§ **Task details**
Drop every picture and give the entries back exactly.

§ **Data for this task**
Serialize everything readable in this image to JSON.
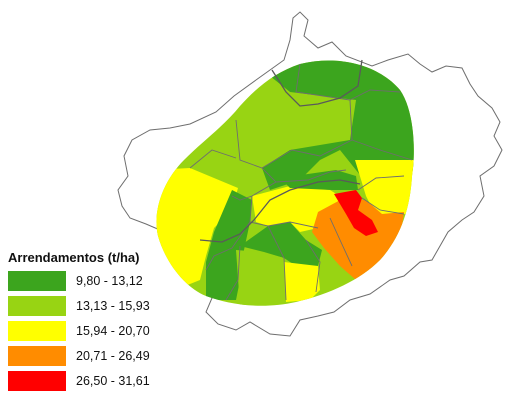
{
  "legend": {
    "title": "Arrendamentos (t/ha)",
    "items": [
      {
        "label": "9,80 - 13,12",
        "color": "#3ca51e"
      },
      {
        "label": "13,13 - 15,93",
        "color": "#98d413"
      },
      {
        "label": "15,94 - 20,70",
        "color": "#ffff00"
      },
      {
        "label": "20,71 - 26,49",
        "color": "#ff8c00"
      },
      {
        "label": "26,50 - 31,61",
        "color": "#ff0000"
      }
    ]
  },
  "colors": {
    "boundary": "#6e6e6e",
    "region_boundary": "#8a8a8a"
  }
}
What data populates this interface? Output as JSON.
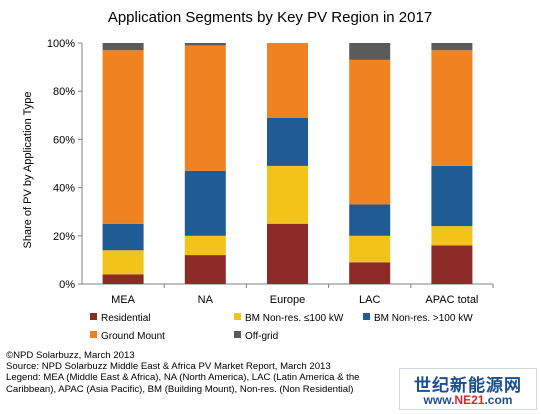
{
  "chart_data": {
    "type": "bar",
    "stacked": true,
    "title": "Application Segments by Key PV Region in 2017",
    "ylabel": "Share of PV by Application Type",
    "xlabel": "",
    "ylim": [
      0,
      100
    ],
    "y_ticks": [
      "0%",
      "20%",
      "40%",
      "60%",
      "80%",
      "100%"
    ],
    "y_tick_values": [
      0,
      20,
      40,
      60,
      80,
      100
    ],
    "grid": false,
    "legend_position": "bottom",
    "categories": [
      "MEA",
      "NA",
      "Europe",
      "LAC",
      "APAC total"
    ],
    "series": [
      {
        "name": "Residential",
        "color": "#8b2a27",
        "values": [
          4,
          12,
          25,
          9,
          16
        ]
      },
      {
        "name": "BM Non-res. ≤100 kW",
        "color": "#f2c318",
        "values": [
          10,
          8,
          24,
          11,
          8
        ]
      },
      {
        "name": "BM Non-res. >100 kW",
        "color": "#1f5b94",
        "values": [
          11,
          27,
          20,
          13,
          25
        ]
      },
      {
        "name": "Ground Mount",
        "color": "#f08222",
        "values": [
          72,
          52,
          31,
          60,
          48
        ]
      },
      {
        "name": "Off-grid",
        "color": "#5b5b5b",
        "values": [
          3,
          1,
          0,
          7,
          3
        ]
      }
    ]
  },
  "footer": {
    "line1": "©NPD Solarbuzz, March 2013",
    "line2": "Source: NPD Solarbuzz Middle East & Africa PV Market Report, March 2013",
    "line3": "Legend: MEA (Middle East & Africa), NA (North America), LAC (Latin America & the",
    "line4": "Caribbean), APAC (Asia Pacific), BM (Building Mount), Non-res. (Non Residential)"
  },
  "watermark": {
    "top_text": "世纪新能源网",
    "bottom_text_a": "www.",
    "bottom_text_b": "NE21",
    "bottom_text_c": ".com"
  }
}
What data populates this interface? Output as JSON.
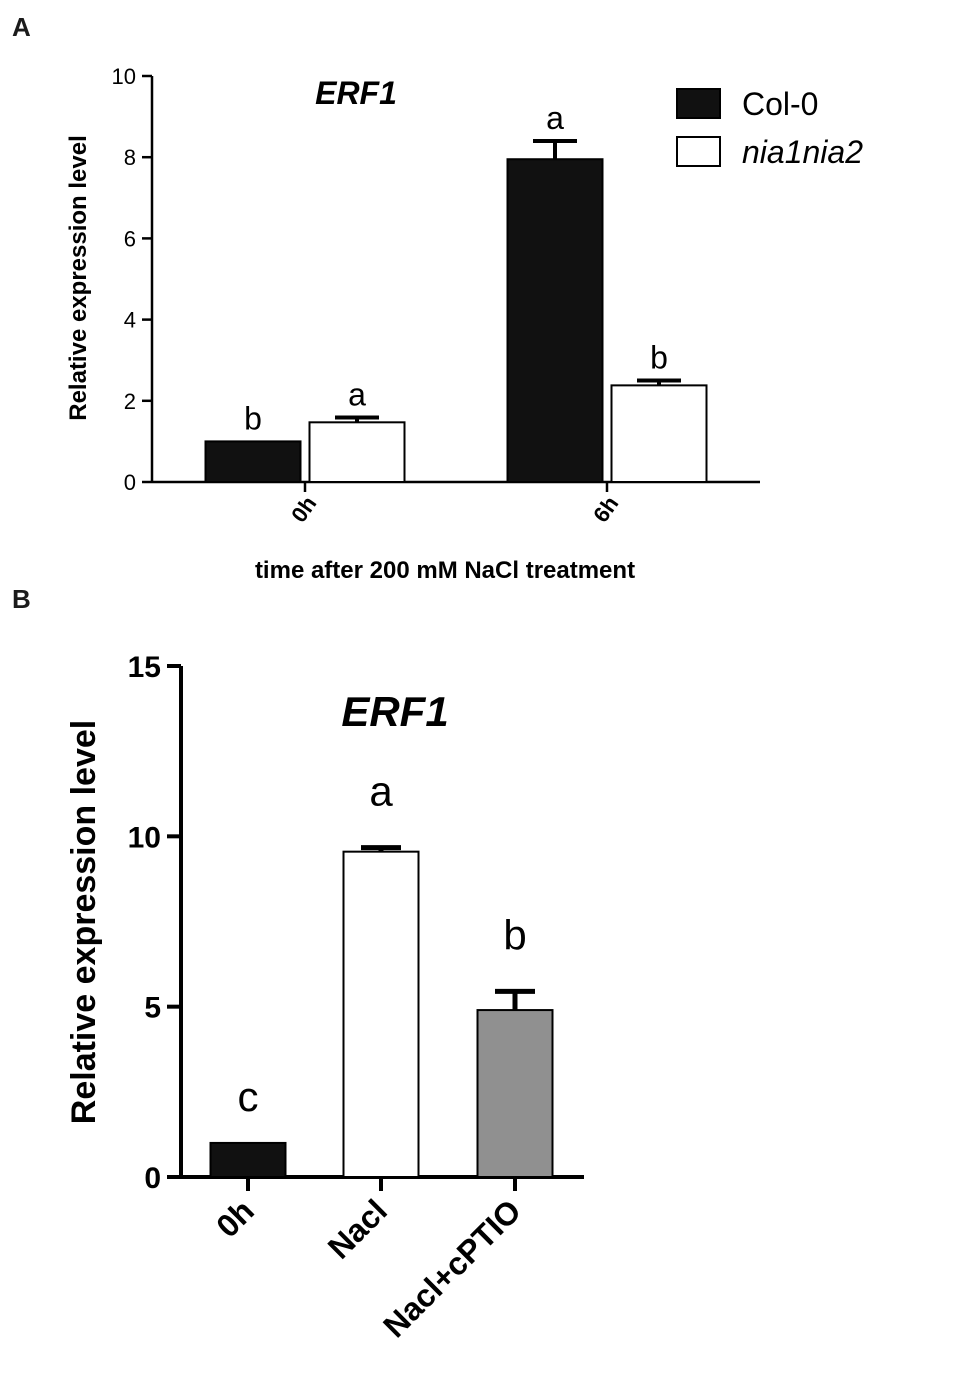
{
  "chart_data": [
    {
      "panel": "A",
      "type": "bar",
      "title": "ERF1",
      "xlabel": "time after 200 mM NaCl treatment",
      "ylabel": "Relative expression level",
      "ylim": [
        0,
        10
      ],
      "yticks": [
        "0",
        "2",
        "4",
        "6",
        "8",
        "10"
      ],
      "categories": [
        "0h",
        "6h"
      ],
      "series": [
        {
          "name": "Col-0",
          "color": "#111111",
          "values": [
            1.0,
            7.95
          ],
          "errors": [
            0,
            0.45
          ],
          "sig": [
            "b",
            "a"
          ]
        },
        {
          "name": "nia1nia2",
          "color": "#ffffff",
          "values": [
            1.47,
            2.38
          ],
          "errors": [
            0.12,
            0.12
          ],
          "sig": [
            "a",
            "b"
          ]
        }
      ],
      "legend_position": "top-right",
      "grid": false
    },
    {
      "panel": "B",
      "type": "bar",
      "title": "ERF1",
      "xlabel": "",
      "ylabel": "Relative expression level",
      "ylim": [
        0,
        15
      ],
      "yticks": [
        "0",
        "5",
        "10",
        "15"
      ],
      "categories": [
        "0h",
        "Nacl",
        "Nacl+cPTIO"
      ],
      "values": [
        1.0,
        9.55,
        4.9
      ],
      "errors": [
        0,
        0.12,
        0.55
      ],
      "colors": [
        "#111111",
        "#ffffff",
        "#909090"
      ],
      "sig": [
        "c",
        "a",
        "b"
      ],
      "grid": false
    }
  ]
}
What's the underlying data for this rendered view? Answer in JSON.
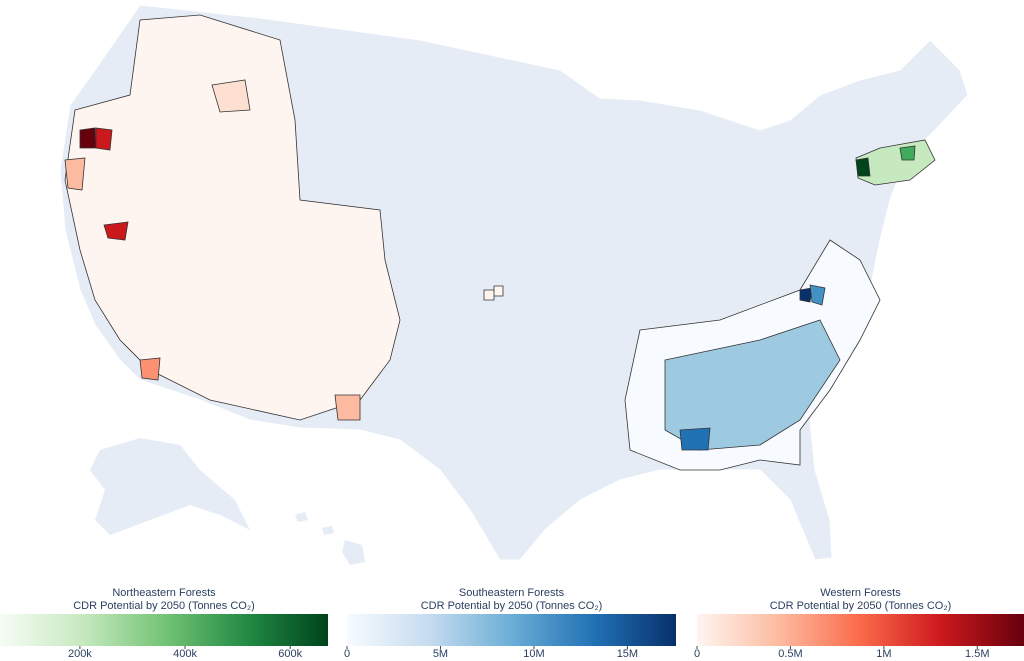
{
  "colorbars": [
    {
      "title": "Northeastern Forests",
      "subtitle": "CDR Potential by 2050 (Tonnes CO₂)",
      "range": [
        48000,
        672000
      ],
      "ticks": [
        {
          "value": 200000,
          "label": "200k"
        },
        {
          "value": 400000,
          "label": "400k"
        },
        {
          "value": 600000,
          "label": "600k"
        }
      ],
      "colors": [
        "#f7fcf5",
        "#c7e9c0",
        "#74c476",
        "#238b45",
        "#00441b"
      ]
    },
    {
      "title": "Southeastern Forests",
      "subtitle": "CDR Potential by 2050 (Tonnes CO₂)",
      "range": [
        0,
        17600000
      ],
      "ticks": [
        0,
        {
          "value": 5000000,
          "label": "5M"
        },
        {
          "value": 10000000,
          "label": "10M"
        },
        {
          "value": 15000000,
          "label": "15M"
        }
      ],
      "colors": [
        "#f7fbff",
        "#c6dbef",
        "#6baed6",
        "#2171b5",
        "#08306b"
      ]
    },
    {
      "title": "Western Forests",
      "subtitle": "CDR Potential by 2050 (Tonnes CO₂)",
      "range": [
        0,
        1750000
      ],
      "ticks": [
        0,
        {
          "value": 500000,
          "label": "0.5M"
        },
        {
          "value": 1000000,
          "label": "1M"
        },
        {
          "value": 1500000,
          "label": "1.5M"
        }
      ],
      "colors": [
        "#fff5f0",
        "#fcbba1",
        "#fb6a4a",
        "#cb181d",
        "#67000d"
      ]
    }
  ]
}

§ **Task response**
Serialize everything readable in this image to JSON.
{
  "legend": {
    "title": "Arrendamentos (t/ha)",
    "items": [
      {
        "label": "9,80 - 13,12",
        "color": "#3ca51e"
      },
      {
        "label": "13,13 - 15,93",
        "color": "#98d413"
      },
      {
        "label": "15,94 - 20,70",
        "color": "#ffff00"
      },
      {
        "label": "20,71 - 26,49",
        "color": "#ff8c00"
      },
      {
        "label": "26,50 - 31,61",
        "color": "#ff0000"
      }
    ]
  },
  "colors": {
    "boundary": "#6e6e6e",
    "region_boundary": "#8a8a8a"
  }
}
What data populates this interface? Output as JSON.
{
  "chart_data": {
    "type": "bar",
    "stacked": true,
    "title": "Application Segments by Key PV Region in 2017",
    "ylabel": "Share of PV by Application Type",
    "xlabel": "",
    "ylim": [
      0,
      100
    ],
    "y_ticks": [
      "0%",
      "20%",
      "40%",
      "60%",
      "80%",
      "100%"
    ],
    "y_tick_values": [
      0,
      20,
      40,
      60,
      80,
      100
    ],
    "grid": false,
    "legend_position": "bottom",
    "categories": [
      "MEA",
      "NA",
      "Europe",
      "LAC",
      "APAC total"
    ],
    "series": [
      {
        "name": "Residential",
        "color": "#8b2a27",
        "values": [
          4,
          12,
          25,
          9,
          16
        ]
      },
      {
        "name": "BM Non-res. ≤100 kW",
        "color": "#f2c318",
        "values": [
          10,
          8,
          24,
          11,
          8
        ]
      },
      {
        "name": "BM Non-res. >100 kW",
        "color": "#1f5b94",
        "values": [
          11,
          27,
          20,
          13,
          25
        ]
      },
      {
        "name": "Ground Mount",
        "color": "#f08222",
        "values": [
          72,
          52,
          31,
          60,
          48
        ]
      },
      {
        "name": "Off-grid",
        "color": "#5b5b5b",
        "values": [
          3,
          1,
          0,
          7,
          3
        ]
      }
    ]
  },
  "footer": {
    "line1": "©NPD Solarbuzz, March 2013",
    "line2": "Source: NPD Solarbuzz Middle East & Africa PV Market Report, March 2013",
    "line3": "Legend: MEA (Middle East & Africa), NA (North America), LAC (Latin America & the",
    "line4": "Caribbean), APAC (Asia Pacific), BM (Building Mount), Non-res. (Non Residential)"
  },
  "watermark": {
    "top_text": "世纪新能源网",
    "bottom_text_a": "www.",
    "bottom_text_b": "NE21",
    "bottom_text_c": ".com"
  }
}
What data populates this interface? Output as JSON.
{
  "chart_data": [
    {
      "panel": "A",
      "type": "bar",
      "title": "ERF1",
      "xlabel": "time after 200 mM NaCl treatment",
      "ylabel": "Relative expression level",
      "ylim": [
        0,
        10
      ],
      "yticks": [
        "0",
        "2",
        "4",
        "6",
        "8",
        "10"
      ],
      "categories": [
        "0h",
        "6h"
      ],
      "series": [
        {
          "name": "Col-0",
          "color": "#111111",
          "values": [
            1.0,
            7.95
          ],
          "errors": [
            0,
            0.45
          ],
          "sig": [
            "b",
            "a"
          ]
        },
        {
          "name": "nia1nia2",
          "color": "#ffffff",
          "values": [
            1.47,
            2.38
          ],
          "errors": [
            0.12,
            0.12
          ],
          "sig": [
            "a",
            "b"
          ]
        }
      ],
      "legend_position": "top-right",
      "grid": false
    },
    {
      "panel": "B",
      "type": "bar",
      "title": "ERF1",
      "xlabel": "",
      "ylabel": "Relative expression level",
      "ylim": [
        0,
        15
      ],
      "yticks": [
        "0",
        "5",
        "10",
        "15"
      ],
      "categories": [
        "0h",
        "Nacl",
        "Nacl+cPTIO"
      ],
      "values": [
        1.0,
        9.55,
        4.9
      ],
      "errors": [
        0,
        0.12,
        0.55
      ],
      "colors": [
        "#111111",
        "#ffffff",
        "#909090"
      ],
      "sig": [
        "c",
        "a",
        "b"
      ],
      "grid": false
    }
  ]
}
What's the underlying data for this rendered view? Answer in JSON.
{
  "colorbars": [
    {
      "title": "Northeastern Forests",
      "subtitle": "CDR Potential by 2050 (Tonnes CO₂)",
      "range": [
        48000,
        672000
      ],
      "ticks": [
        {
          "value": 200000,
          "label": "200k"
        },
        {
          "value": 400000,
          "label": "400k"
        },
        {
          "value": 600000,
          "label": "600k"
        }
      ],
      "colors": [
        "#f7fcf5",
        "#c7e9c0",
        "#74c476",
        "#238b45",
        "#00441b"
      ]
    },
    {
      "title": "Southeastern Forests",
      "subtitle": "CDR Potential by 2050 (Tonnes CO₂)",
      "range": [
        0,
        17600000
      ],
      "ticks": [
        0,
        {
          "value": 5000000,
          "label": "5M"
        },
        {
          "value": 10000000,
          "label": "10M"
        },
        {
          "value": 15000000,
          "label": "15M"
        }
      ],
      "colors": [
        "#f7fbff",
        "#c6dbef",
        "#6baed6",
        "#2171b5",
        "#08306b"
      ]
    },
    {
      "title": "Western Forests",
      "subtitle": "CDR Potential by 2050 (Tonnes CO₂)",
      "range": [
        0,
        1750000
      ],
      "ticks": [
        0,
        {
          "value": 500000,
          "label": "0.5M"
        },
        {
          "value": 1000000,
          "label": "1M"
        },
        {
          "value": 1500000,
          "label": "1.5M"
        }
      ],
      "colors": [
        "#fff5f0",
        "#fcbba1",
        "#fb6a4a",
        "#cb181d",
        "#67000d"
      ]
    }
  ]
}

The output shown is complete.